(Stored items)
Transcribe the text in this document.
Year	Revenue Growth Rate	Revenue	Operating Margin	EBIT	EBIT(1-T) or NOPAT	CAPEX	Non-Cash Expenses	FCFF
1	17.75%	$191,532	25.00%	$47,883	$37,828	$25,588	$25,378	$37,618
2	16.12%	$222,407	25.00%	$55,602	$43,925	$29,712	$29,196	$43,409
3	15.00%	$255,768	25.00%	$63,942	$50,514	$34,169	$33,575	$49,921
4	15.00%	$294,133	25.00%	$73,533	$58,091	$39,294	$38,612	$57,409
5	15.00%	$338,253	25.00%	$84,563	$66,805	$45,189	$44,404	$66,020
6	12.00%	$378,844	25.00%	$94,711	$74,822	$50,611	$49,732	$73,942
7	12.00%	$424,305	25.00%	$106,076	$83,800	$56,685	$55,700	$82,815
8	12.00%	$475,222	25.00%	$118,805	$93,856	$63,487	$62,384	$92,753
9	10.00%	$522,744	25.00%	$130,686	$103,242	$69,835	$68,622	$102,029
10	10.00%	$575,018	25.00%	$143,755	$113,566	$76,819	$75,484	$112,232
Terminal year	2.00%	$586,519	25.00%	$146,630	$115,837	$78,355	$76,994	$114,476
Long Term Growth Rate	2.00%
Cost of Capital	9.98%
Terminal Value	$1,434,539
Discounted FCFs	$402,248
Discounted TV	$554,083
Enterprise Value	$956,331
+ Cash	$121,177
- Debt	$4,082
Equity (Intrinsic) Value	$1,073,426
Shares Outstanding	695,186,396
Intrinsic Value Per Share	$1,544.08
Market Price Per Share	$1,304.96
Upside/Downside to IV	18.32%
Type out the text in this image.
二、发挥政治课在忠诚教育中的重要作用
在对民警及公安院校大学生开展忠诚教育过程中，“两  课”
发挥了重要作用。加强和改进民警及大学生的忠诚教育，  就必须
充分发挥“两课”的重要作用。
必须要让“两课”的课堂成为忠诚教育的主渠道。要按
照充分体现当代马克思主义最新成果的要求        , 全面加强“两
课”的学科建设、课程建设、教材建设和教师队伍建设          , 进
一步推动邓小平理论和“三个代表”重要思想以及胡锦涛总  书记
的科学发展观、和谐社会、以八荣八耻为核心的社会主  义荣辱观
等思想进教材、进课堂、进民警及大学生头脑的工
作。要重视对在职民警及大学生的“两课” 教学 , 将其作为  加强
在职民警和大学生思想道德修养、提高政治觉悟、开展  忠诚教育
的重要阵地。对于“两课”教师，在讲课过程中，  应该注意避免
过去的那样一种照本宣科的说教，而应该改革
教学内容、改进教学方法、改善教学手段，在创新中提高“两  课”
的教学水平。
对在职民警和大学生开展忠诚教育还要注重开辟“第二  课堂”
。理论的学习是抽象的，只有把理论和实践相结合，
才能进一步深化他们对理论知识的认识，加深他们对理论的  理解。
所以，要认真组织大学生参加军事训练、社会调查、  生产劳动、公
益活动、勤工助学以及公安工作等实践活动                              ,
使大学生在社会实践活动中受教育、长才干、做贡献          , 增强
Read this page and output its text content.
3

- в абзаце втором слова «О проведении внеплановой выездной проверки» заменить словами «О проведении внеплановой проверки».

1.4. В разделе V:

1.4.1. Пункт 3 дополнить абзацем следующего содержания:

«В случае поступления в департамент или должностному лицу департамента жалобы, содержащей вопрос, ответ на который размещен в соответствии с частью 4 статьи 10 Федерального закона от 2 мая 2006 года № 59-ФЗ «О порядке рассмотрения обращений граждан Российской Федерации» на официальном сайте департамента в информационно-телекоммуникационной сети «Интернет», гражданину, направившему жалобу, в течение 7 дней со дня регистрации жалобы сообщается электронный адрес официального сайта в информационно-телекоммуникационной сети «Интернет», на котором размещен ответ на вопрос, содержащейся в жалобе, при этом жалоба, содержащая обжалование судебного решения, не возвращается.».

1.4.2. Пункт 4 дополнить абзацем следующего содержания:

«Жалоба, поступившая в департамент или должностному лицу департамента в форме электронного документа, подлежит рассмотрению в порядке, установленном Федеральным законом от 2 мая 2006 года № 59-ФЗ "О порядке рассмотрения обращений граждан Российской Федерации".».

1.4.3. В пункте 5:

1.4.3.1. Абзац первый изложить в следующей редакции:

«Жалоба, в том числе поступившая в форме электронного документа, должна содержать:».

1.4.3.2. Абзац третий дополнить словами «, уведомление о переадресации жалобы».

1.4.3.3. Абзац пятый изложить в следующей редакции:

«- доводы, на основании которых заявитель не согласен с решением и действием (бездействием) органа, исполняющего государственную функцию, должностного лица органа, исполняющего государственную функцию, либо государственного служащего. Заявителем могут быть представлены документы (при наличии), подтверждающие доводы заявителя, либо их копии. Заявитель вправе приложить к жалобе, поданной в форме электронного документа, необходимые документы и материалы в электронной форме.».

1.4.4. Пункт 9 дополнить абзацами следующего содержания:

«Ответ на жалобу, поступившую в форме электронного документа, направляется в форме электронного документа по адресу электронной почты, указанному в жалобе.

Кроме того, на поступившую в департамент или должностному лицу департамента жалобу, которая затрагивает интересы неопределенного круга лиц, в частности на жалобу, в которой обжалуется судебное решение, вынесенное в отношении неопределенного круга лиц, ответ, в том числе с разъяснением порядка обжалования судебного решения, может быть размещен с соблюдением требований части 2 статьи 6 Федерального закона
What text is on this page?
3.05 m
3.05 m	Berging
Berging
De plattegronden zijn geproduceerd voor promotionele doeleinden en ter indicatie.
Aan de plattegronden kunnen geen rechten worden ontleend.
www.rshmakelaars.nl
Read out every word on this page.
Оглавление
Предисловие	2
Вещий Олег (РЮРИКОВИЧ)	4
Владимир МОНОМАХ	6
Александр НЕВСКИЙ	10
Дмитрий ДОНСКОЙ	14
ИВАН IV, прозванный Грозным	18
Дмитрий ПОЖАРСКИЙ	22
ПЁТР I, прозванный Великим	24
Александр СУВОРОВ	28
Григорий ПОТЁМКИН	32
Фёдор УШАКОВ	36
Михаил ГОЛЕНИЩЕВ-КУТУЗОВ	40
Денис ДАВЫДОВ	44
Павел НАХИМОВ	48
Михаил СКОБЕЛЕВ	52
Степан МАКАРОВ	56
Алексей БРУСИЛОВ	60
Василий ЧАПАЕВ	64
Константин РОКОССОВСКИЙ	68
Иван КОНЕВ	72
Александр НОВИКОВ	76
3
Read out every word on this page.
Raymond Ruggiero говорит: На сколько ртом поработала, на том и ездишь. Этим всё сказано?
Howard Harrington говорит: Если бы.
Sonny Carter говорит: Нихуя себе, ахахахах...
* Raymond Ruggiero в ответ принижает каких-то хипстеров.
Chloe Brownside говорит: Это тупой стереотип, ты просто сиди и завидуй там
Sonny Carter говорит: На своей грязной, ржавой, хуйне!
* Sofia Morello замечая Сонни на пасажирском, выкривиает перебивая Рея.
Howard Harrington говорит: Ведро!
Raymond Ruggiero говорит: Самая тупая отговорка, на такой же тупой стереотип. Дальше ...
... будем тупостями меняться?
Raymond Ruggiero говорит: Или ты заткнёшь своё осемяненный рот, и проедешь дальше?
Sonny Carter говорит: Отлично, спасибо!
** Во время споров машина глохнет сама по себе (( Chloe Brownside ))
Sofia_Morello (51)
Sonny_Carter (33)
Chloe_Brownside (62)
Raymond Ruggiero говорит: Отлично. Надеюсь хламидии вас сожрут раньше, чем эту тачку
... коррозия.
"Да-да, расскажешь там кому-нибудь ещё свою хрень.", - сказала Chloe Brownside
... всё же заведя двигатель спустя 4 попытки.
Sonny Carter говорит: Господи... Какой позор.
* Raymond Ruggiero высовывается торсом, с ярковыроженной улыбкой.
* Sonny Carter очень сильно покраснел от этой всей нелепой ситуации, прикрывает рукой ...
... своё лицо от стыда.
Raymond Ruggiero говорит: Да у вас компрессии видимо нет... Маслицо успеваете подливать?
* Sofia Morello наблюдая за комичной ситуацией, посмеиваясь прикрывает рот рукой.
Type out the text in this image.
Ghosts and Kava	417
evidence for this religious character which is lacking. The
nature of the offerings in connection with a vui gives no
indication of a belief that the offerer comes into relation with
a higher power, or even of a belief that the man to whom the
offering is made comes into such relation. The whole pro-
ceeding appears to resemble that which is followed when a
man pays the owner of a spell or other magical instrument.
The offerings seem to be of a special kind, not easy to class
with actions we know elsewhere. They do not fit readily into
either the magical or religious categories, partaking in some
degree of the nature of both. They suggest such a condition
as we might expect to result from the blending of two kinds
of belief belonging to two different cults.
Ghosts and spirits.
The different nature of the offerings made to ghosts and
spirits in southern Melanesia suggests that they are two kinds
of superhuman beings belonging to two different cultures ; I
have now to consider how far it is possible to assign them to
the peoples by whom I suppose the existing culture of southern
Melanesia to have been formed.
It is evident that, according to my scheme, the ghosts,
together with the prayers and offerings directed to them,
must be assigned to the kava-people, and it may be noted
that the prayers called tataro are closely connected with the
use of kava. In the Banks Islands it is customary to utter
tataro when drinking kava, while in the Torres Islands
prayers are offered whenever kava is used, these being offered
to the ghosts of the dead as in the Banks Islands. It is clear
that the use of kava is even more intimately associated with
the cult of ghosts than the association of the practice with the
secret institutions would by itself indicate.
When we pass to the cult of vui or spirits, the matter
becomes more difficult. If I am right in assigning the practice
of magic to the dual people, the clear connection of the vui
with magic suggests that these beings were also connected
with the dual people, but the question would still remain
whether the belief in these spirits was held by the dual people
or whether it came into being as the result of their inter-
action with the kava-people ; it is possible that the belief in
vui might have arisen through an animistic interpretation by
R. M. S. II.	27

(Objective)
Using the listing, copy every line where the word "prayers" shows up.

(Complete response)
together with the prayers and offerings directed to them,
that the prayers called tataro are closely connected with the
prayers are offered whenever kava is used, these being offered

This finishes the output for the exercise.